### PROVIDED ENTRIES
═══
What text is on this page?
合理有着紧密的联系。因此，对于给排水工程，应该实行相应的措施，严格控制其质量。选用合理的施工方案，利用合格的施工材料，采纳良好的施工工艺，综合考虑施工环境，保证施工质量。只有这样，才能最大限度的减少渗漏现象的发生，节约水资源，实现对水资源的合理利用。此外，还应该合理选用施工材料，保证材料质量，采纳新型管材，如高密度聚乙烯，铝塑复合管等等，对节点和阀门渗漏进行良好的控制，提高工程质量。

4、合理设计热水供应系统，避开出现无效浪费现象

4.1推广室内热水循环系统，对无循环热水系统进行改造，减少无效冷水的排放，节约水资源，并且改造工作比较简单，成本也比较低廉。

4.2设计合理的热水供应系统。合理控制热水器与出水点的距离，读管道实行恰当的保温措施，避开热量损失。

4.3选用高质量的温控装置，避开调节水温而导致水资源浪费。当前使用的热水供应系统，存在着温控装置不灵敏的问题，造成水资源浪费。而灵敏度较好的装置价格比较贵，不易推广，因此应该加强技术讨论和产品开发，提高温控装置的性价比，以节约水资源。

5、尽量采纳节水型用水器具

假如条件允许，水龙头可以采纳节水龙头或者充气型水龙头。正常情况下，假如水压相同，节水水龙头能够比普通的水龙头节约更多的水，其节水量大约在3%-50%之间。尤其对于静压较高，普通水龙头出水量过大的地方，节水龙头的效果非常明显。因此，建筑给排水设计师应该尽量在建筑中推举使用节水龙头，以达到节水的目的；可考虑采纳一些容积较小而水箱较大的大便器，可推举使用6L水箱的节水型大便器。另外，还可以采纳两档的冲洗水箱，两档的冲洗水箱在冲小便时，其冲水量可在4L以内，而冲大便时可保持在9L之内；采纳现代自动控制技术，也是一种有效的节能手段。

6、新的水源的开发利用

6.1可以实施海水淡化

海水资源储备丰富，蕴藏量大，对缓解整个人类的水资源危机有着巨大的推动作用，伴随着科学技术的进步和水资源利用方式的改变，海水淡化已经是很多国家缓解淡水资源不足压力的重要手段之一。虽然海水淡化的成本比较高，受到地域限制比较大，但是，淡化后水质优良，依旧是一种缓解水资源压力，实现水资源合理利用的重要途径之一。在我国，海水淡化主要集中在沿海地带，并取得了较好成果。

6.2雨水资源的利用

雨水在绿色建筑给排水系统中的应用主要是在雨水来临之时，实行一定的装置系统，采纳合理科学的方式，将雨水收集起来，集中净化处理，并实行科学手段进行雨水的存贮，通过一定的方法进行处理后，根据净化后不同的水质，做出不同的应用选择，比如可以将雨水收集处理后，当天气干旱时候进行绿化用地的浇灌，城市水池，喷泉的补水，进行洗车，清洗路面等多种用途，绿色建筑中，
═══
### REQUIRED TASK
Exactly reproduce every line of the records.

### WRITTEN ANSWER
What text is on this page?
合理有着紧密的联系。因此，对于给排水工程，应该实行相应的措施，严格控制其质量。选用合理的施工方案，利用合格的施工材料，采纳良好的施工工艺，综合考虑施工环境，保证施工质量。只有这样，才能最大限度的减少渗漏现象的发生，节约水资源，实现对水资源的合理利用。此外，还应该合理选用施工材料，保证材料质量，采纳新型管材，如高密度聚乙烯，铝塑复合管等等，对节点和阀门渗漏进行良好的控制，提高工程质量。

4、合理设计热水供应系统，避开出现无效浪费现象

4.1推广室内热水循环系统，对无循环热水系统进行改造，减少无效冷水的排放，节约水资源，并且改造工作比较简单，成本也比较低廉。

4.2设计合理的热水供应系统。合理控制热水器与出水点的距离，读管道实行恰当的保温措施，避开热量损失。

4.3选用高质量的温控装置，避开调节水温而导致水资源浪费。当前使用的热水供应系统，存在着温控装置不灵敏的问题，造成水资源浪费。而灵敏度较好的装置价格比较贵，不易推广，因此应该加强技术讨论和产品开发，提高温控装置的性价比，以节约水资源。

5、尽量采纳节水型用水器具

假如条件允许，水龙头可以采纳节水龙头或者充气型水龙头。正常情况下，假如水压相同，节水水龙头能够比普通的水龙头节约更多的水，其节水量大约在3%-50%之间。尤其对于静压较高，普通水龙头出水量过大的地方，节水龙头的效果非常明显。因此，建筑给排水设计师应该尽量在建筑中推举使用节水龙头，以达到节水的目的；可考虑采纳一些容积较小而水箱较大的大便器，可推举使用6L水箱的节水型大便器。另外，还可以采纳两档的冲洗水箱，两档的冲洗水箱在冲小便时，其冲水量可在4L以内，而冲大便时可保持在9L之内；采纳现代自动控制技术，也是一种有效的节能手段。

6、新的水源的开发利用

6.1可以实施海水淡化

海水资源储备丰富，蕴藏量大，对缓解整个人类的水资源危机有着巨大的推动作用，伴随着科学技术的进步和水资源利用方式的改变，海水淡化已经是很多国家缓解淡水资源不足压力的重要手段之一。虽然海水淡化的成本比较高，受到地域限制比较大，但是，淡化后水质优良，依旧是一种缓解水资源压力，实现水资源合理利用的重要途径之一。在我国，海水淡化主要集中在沿海地带，并取得了较好成果。

6.2雨水资源的利用

雨水在绿色建筑给排水系统中的应用主要是在雨水来临之时，实行一定的装置系统，采纳合理科学的方式，将雨水收集起来，集中净化处理，并实行科学手段进行雨水的存贮，通过一定的方法进行处理后，根据净化后不同的水质，做出不同的应用选择，比如可以将雨水收集处理后，当天气干旱时候进行绿化用地的浇灌，城市水池，喷泉的补水，进行洗车，清洗路面等多种用途，绿色建筑中，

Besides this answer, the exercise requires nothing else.